Each line below should be reproduced without any alteration.

(Stored data)
===
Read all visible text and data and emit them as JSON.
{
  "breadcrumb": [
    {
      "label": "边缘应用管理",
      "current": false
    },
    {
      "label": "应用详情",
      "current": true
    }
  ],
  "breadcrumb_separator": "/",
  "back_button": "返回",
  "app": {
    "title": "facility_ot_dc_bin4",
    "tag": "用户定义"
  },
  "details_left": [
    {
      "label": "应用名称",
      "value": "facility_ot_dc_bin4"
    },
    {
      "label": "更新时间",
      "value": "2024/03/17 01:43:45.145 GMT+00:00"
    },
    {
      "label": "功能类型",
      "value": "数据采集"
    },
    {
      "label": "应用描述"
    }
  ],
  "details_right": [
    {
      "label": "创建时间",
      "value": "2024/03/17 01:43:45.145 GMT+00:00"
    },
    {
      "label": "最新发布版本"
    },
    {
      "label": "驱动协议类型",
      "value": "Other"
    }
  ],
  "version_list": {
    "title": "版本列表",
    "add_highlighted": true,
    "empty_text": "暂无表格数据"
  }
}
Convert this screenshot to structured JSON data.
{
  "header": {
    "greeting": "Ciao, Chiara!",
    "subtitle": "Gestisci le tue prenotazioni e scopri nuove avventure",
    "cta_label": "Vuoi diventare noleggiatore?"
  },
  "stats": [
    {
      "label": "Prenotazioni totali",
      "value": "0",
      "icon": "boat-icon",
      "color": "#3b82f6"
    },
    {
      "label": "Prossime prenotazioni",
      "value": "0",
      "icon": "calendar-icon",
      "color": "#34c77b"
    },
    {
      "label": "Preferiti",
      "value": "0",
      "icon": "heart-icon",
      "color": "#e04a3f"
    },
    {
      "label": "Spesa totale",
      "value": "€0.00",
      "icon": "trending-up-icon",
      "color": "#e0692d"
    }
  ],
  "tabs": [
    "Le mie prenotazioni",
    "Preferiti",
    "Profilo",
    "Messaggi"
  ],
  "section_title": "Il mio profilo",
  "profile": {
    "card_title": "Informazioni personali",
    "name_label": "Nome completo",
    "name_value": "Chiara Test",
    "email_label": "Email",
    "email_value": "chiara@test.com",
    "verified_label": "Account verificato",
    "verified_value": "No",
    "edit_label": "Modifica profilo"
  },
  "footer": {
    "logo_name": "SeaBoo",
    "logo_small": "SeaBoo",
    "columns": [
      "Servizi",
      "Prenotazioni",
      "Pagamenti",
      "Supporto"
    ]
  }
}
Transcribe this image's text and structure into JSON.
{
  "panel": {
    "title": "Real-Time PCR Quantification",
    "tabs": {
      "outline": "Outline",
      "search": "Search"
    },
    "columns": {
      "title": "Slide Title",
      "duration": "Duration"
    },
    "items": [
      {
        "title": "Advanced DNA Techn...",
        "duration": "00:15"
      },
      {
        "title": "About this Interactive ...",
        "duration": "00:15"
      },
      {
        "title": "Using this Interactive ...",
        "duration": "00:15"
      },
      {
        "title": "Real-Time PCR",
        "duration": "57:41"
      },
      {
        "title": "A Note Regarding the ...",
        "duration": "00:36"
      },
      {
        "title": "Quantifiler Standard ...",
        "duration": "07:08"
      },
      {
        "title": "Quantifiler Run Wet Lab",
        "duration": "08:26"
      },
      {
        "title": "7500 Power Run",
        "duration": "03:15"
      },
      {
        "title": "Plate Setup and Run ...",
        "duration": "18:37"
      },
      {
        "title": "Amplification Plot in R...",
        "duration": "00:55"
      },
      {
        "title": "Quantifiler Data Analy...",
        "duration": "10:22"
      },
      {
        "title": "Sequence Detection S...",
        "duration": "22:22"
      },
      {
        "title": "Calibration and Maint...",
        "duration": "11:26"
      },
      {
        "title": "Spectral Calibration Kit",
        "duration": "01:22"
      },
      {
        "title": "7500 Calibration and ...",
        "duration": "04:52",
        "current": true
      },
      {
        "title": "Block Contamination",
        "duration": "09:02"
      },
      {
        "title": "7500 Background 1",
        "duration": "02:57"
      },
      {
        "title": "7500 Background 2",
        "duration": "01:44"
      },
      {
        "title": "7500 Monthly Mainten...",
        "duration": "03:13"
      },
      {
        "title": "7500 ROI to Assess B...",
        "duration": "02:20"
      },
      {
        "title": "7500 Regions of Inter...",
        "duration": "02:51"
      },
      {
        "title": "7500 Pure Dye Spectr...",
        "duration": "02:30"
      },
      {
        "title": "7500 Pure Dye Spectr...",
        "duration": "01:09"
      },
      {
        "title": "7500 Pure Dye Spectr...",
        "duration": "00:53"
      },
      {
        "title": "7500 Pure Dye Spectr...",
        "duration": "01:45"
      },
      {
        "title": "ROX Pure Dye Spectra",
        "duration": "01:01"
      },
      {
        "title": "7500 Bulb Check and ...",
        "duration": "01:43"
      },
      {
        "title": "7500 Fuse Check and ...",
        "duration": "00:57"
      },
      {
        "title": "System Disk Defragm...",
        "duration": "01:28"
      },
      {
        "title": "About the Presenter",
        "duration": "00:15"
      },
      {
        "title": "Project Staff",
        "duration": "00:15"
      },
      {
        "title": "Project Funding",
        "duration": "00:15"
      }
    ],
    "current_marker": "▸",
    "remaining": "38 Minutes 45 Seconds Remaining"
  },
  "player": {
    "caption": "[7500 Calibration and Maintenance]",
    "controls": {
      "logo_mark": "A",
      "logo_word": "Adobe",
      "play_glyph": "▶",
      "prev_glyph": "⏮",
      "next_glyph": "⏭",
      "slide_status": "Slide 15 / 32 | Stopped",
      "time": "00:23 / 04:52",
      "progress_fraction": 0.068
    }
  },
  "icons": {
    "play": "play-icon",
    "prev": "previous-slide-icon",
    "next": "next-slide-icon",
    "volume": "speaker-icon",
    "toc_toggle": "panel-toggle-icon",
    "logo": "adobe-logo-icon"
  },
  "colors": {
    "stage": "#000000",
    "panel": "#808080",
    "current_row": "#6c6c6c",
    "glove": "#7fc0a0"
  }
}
===
--- THE RESULT ---
Read all visible text and data and emit them as JSON.
{
  "breadcrumb": [
    {
      "label": "边缘应用管理",
      "current": false
    },
    {
      "label": "应用详情",
      "current": true
    }
  ],
  "breadcrumb_separator": "/",
  "back_button": "返回",
  "app": {
    "title": "facility_ot_dc_bin4",
    "tag": "用户定义"
  },
  "details_left": [
    {
      "label": "应用名称",
      "value": "facility_ot_dc_bin4"
    },
    {
      "label": "更新时间",
      "value": "2024/03/17 01:43:45.145 GMT+00:00"
    },
    {
      "label": "功能类型",
      "value": "数据采集"
    },
    {
      "label": "应用描述"
    }
  ],
  "details_right": [
    {
      "label": "创建时间",
      "value": "2024/03/17 01:43:45.145 GMT+00:00"
    },
    {
      "label": "最新发布版本"
    },
    {
      "label": "驱动协议类型",
      "value": "Other"
    }
  ],
  "version_list": {
    "title": "版本列表",
    "add_highlighted": true,
    "empty_text": "暂无表格数据"
  }
}
Convert this screenshot to structured JSON data.
{
  "header": {
    "greeting": "Ciao, Chiara!",
    "subtitle": "Gestisci le tue prenotazioni e scopri nuove avventure",
    "cta_label": "Vuoi diventare noleggiatore?"
  },
  "stats": [
    {
      "label": "Prenotazioni totali",
      "value": "0",
      "icon": "boat-icon",
      "color": "#3b82f6"
    },
    {
      "label": "Prossime prenotazioni",
      "value": "0",
      "icon": "calendar-icon",
      "color": "#34c77b"
    },
    {
      "label": "Preferiti",
      "value": "0",
      "icon": "heart-icon",
      "color": "#e04a3f"
    },
    {
      "label": "Spesa totale",
      "value": "€0.00",
      "icon": "trending-up-icon",
      "color": "#e0692d"
    }
  ],
  "tabs": [
    "Le mie prenotazioni",
    "Preferiti",
    "Profilo",
    "Messaggi"
  ],
  "section_title": "Il mio profilo",
  "profile": {
    "card_title": "Informazioni personali",
    "name_label": "Nome completo",
    "name_value": "Chiara Test",
    "email_label": "Email",
    "email_value": "chiara@test.com",
    "verified_label": "Account verificato",
    "verified_value": "No",
    "edit_label": "Modifica profilo"
  },
  "footer": {
    "logo_name": "SeaBoo",
    "logo_small": "SeaBoo",
    "columns": [
      "Servizi",
      "Prenotazioni",
      "Pagamenti",
      "Supporto"
    ]
  }
}
Transcribe this image's text and structure into JSON.
{
  "panel": {
    "title": "Real-Time PCR Quantification",
    "tabs": {
      "outline": "Outline",
      "search": "Search"
    },
    "columns": {
      "title": "Slide Title",
      "duration": "Duration"
    },
    "items": [
      {
        "title": "Advanced DNA Techn...",
        "duration": "00:15"
      },
      {
        "title": "About this Interactive ...",
        "duration": "00:15"
      },
      {
        "title": "Using this Interactive ...",
        "duration": "00:15"
      },
      {
        "title": "Real-Time PCR",
        "duration": "57:41"
      },
      {
        "title": "A Note Regarding the ...",
        "duration": "00:36"
      },
      {
        "title": "Quantifiler Standard ...",
        "duration": "07:08"
      },
      {
        "title": "Quantifiler Run Wet Lab",
        "duration": "08:26"
      },
      {
        "title": "7500 Power Run",
        "duration": "03:15"
      },
      {
        "title": "Plate Setup and Run ...",
        "duration": "18:37"
      },
      {
        "title": "Amplification Plot in R...",
        "duration": "00:55"
      },
      {
        "title": "Quantifiler Data Analy...",
        "duration": "10:22"
      },
      {
        "title": "Sequence Detection S...",
        "duration": "22:22"
      },
      {
        "title": "Calibration and Maint...",
        "duration": "11:26"
      },
      {
        "title": "Spectral Calibration Kit",
        "duration": "01:22"
      },
      {
        "title": "7500 Calibration and ...",
        "duration": "04:52",
        "current": true
      },
      {
        "title": "Block Contamination",
        "duration": "09:02"
      },
      {
        "title": "7500 Background 1",
        "duration": "02:57"
      },
      {
        "title": "7500 Background 2",
        "duration": "01:44"
      },
      {
        "title": "7500 Monthly Mainten...",
        "duration": "03:13"
      },
      {
        "title": "7500 ROI to Assess B...",
        "duration": "02:20"
      },
      {
        "title": "7500 Regions of Inter...",
        "duration": "02:51"
      },
      {
        "title": "7500 Pure Dye Spectr...",
        "duration": "02:30"
      },
      {
        "title": "7500 Pure Dye Spectr...",
        "duration": "01:09"
      },
      {
        "title": "7500 Pure Dye Spectr...",
        "duration": "00:53"
      },
      {
        "title": "7500 Pure Dye Spectr...",
        "duration": "01:45"
      },
      {
        "title": "ROX Pure Dye Spectra",
        "duration": "01:01"
      },
      {
        "title": "7500 Bulb Check and ...",
        "duration": "01:43"
      },
      {
        "title": "7500 Fuse Check and ...",
        "duration": "00:57"
      },
      {
        "title": "System Disk Defragm...",
        "duration": "01:28"
      },
      {
        "title": "About the Presenter",
        "duration": "00:15"
      },
      {
        "title": "Project Staff",
        "duration": "00:15"
      },
      {
        "title": "Project Funding",
        "duration": "00:15"
      }
    ],
    "current_marker": "▸",
    "remaining": "38 Minutes 45 Seconds Remaining"
  },
  "player": {
    "caption": "[7500 Calibration and Maintenance]",
    "controls": {
      "logo_mark": "A",
      "logo_word": "Adobe",
      "play_glyph": "▶",
      "prev_glyph": "⏮",
      "next_glyph": "⏭",
      "slide_status": "Slide 15 / 32 | Stopped",
      "time": "00:23 / 04:52",
      "progress_fraction": 0.068
    }
  },
  "icons": {
    "play": "play-icon",
    "prev": "previous-slide-icon",
    "next": "next-slide-icon",
    "volume": "speaker-icon",
    "toc_toggle": "panel-toggle-icon",
    "logo": "adobe-logo-icon"
  },
  "colors": {
    "stage": "#000000",
    "panel": "#808080",
    "current_row": "#6c6c6c",
    "glove": "#7fc0a0"
  }
}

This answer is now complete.